** Start DATASET ENTRIES **

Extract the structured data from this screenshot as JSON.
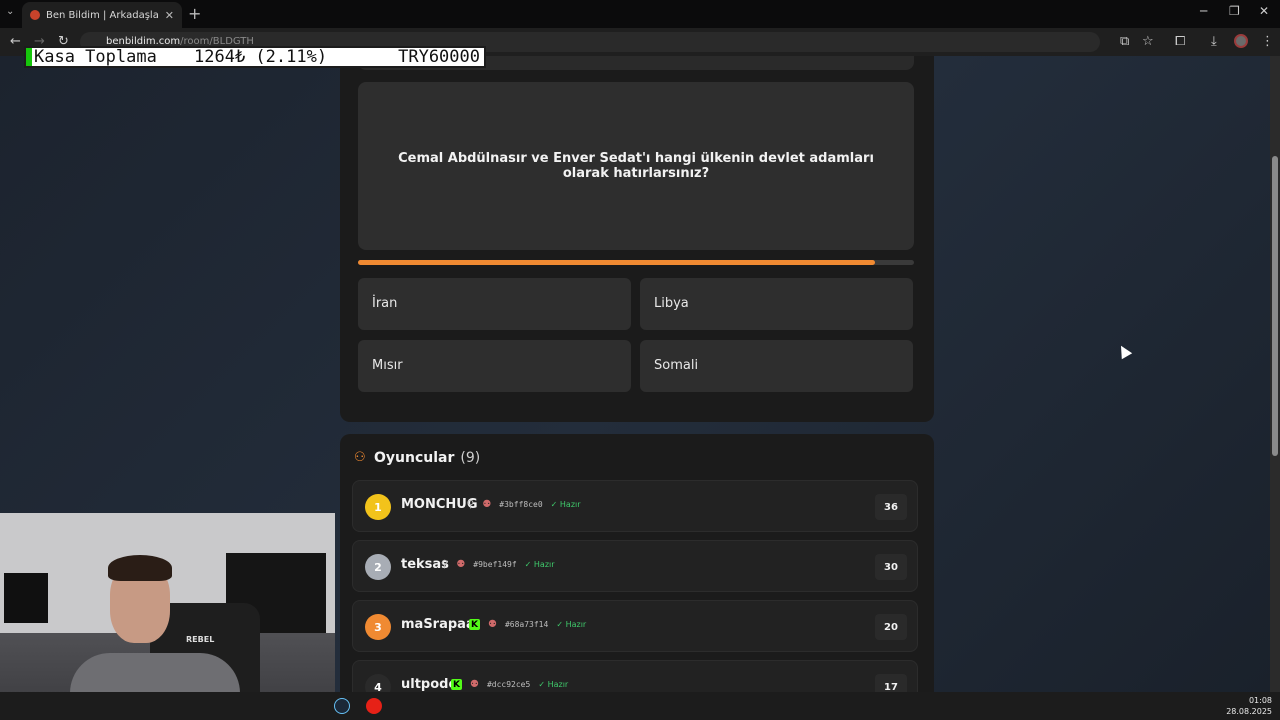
{
  "browser": {
    "tab_title": "Ben Bildim | Arkadaşlarınla Onli",
    "url_host": "benbildim.com",
    "url_path": "/room/BLDGTH"
  },
  "overlay": {
    "label": "Kasa Toplama",
    "value": "1264₺ (2.11%)",
    "goal": "TRY60000",
    "progress_fraction": 0.0211
  },
  "question": {
    "text": "Cemal Abdülnasır ve Enver Sedat'ı hangi ülkenin devlet adamları olarak hatırlarsınız?",
    "timer_fraction": 0.93
  },
  "answers": [
    "İran",
    "Libya",
    "Mısır",
    "Somali"
  ],
  "players": {
    "title": "Oyuncular",
    "count": "(9)",
    "ready_label": "Hazır",
    "list": [
      {
        "rank": "1",
        "name": "MONCHUG",
        "hash": "#3bff8ce0",
        "score": "36",
        "rank_color": "#f2c31b",
        "kick": false
      },
      {
        "rank": "2",
        "name": "teksas",
        "hash": "#9bef149f",
        "score": "30",
        "rank_color": "#a8adb5",
        "kick": false
      },
      {
        "rank": "3",
        "name": "maSrapaa",
        "hash": "#68a73f14",
        "score": "20",
        "rank_color": "#f08a32",
        "kick": true
      },
      {
        "rank": "4",
        "name": "ultpode",
        "hash": "#dcc92ce5",
        "score": "17",
        "rank_color": "#2a2a2a",
        "kick": true
      }
    ]
  },
  "taskbar": {
    "time": "01:08",
    "date": "28.08.2025"
  },
  "webcam": {
    "brand": "REBEL"
  }
}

** End DATASET ENTRIES **

* _EXERCISE DIRECTIONS_
Except for the pictures, reproduce every line exactly.

* _OUTPUT FOR THIS TASK_
Extract the structured data from this screenshot as JSON.
{
  "browser": {
    "tab_title": "Ben Bildim | Arkadaşlarınla Onli",
    "url_host": "benbildim.com",
    "url_path": "/room/BLDGTH"
  },
  "overlay": {
    "label": "Kasa Toplama",
    "value": "1264₺ (2.11%)",
    "goal": "TRY60000",
    "progress_fraction": 0.0211
  },
  "question": {
    "text": "Cemal Abdülnasır ve Enver Sedat'ı hangi ülkenin devlet adamları olarak hatırlarsınız?",
    "timer_fraction": 0.93
  },
  "answers": [
    "İran",
    "Libya",
    "Mısır",
    "Somali"
  ],
  "players": {
    "title": "Oyuncular",
    "count": "(9)",
    "ready_label": "Hazır",
    "list": [
      {
        "rank": "1",
        "name": "MONCHUG",
        "hash": "#3bff8ce0",
        "score": "36",
        "rank_color": "#f2c31b",
        "kick": false
      },
      {
        "rank": "2",
        "name": "teksas",
        "hash": "#9bef149f",
        "score": "30",
        "rank_color": "#a8adb5",
        "kick": false
      },
      {
        "rank": "3",
        "name": "maSrapaa",
        "hash": "#68a73f14",
        "score": "20",
        "rank_color": "#f08a32",
        "kick": true
      },
      {
        "rank": "4",
        "name": "ultpode",
        "hash": "#dcc92ce5",
        "score": "17",
        "rank_color": "#2a2a2a",
        "kick": true
      }
    ]
  },
  "taskbar": {
    "time": "01:08",
    "date": "28.08.2025"
  },
  "webcam": {
    "brand": "REBEL"
  }
}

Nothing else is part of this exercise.